### [WRITTEN REQUEST]
Look for the word "glyph" in each line and report the count of matching lines, with nothing added.
[DATA SECTION start]
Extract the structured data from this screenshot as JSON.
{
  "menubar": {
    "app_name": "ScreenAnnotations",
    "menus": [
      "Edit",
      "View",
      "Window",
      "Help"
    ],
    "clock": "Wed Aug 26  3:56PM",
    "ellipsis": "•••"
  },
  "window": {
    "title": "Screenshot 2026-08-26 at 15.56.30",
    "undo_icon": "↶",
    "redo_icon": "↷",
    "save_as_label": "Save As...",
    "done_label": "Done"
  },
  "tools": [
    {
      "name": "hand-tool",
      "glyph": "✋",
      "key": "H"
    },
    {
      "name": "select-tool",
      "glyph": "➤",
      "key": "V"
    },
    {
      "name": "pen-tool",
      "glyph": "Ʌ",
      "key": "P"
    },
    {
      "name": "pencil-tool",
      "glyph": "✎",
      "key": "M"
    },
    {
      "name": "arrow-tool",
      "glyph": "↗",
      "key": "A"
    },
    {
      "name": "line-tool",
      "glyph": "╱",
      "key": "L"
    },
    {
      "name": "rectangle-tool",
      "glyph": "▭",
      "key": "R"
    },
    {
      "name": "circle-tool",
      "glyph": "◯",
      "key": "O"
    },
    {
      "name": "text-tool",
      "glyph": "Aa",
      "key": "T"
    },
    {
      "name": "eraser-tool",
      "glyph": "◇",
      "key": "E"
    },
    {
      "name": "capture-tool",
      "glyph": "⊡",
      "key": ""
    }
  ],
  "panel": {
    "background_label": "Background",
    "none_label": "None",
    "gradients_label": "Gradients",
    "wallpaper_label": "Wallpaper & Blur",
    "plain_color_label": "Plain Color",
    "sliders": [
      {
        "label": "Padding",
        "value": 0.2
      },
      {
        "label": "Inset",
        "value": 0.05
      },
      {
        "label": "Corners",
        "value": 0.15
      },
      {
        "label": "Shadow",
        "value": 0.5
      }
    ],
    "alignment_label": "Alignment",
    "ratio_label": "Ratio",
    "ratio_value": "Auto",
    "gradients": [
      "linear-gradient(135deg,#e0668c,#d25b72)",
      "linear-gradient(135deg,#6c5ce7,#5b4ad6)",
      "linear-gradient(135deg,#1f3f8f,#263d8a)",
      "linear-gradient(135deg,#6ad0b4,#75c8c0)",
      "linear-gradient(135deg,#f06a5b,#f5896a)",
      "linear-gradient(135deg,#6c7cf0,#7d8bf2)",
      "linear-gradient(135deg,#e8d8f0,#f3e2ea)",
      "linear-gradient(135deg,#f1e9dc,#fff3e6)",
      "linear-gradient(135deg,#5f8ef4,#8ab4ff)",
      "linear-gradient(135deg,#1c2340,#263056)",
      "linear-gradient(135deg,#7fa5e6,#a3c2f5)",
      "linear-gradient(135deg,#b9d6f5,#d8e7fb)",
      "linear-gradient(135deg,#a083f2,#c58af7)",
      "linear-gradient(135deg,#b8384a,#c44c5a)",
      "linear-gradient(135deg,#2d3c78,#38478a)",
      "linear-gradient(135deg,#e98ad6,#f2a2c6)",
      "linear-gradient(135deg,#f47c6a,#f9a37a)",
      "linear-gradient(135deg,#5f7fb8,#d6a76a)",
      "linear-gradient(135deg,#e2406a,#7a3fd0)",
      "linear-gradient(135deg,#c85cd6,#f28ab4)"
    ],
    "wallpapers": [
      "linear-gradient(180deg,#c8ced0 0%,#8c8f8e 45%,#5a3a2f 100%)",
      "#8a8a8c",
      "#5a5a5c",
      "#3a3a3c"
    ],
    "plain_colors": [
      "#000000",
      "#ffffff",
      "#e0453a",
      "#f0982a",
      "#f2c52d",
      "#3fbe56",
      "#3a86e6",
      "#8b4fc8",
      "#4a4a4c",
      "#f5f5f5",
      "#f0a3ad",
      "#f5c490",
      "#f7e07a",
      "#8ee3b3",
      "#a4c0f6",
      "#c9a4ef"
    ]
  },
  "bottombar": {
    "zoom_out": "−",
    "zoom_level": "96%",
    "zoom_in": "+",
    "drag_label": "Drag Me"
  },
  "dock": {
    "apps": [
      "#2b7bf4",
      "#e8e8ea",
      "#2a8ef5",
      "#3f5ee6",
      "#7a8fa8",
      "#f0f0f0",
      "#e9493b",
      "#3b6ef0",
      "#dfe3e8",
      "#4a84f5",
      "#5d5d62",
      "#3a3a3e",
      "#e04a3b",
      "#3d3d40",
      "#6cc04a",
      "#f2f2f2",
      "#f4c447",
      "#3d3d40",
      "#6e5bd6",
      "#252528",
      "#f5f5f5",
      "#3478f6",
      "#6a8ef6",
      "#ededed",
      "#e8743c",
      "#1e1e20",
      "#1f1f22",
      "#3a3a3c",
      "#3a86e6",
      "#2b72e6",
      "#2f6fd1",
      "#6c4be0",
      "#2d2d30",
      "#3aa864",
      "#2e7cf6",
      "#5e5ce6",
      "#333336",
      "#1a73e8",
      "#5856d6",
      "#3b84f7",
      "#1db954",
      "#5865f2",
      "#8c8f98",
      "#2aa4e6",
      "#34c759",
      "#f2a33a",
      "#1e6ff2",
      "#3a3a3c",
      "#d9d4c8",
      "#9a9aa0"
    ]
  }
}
[DATA SECTION end]
### [FINAL RESULT]
11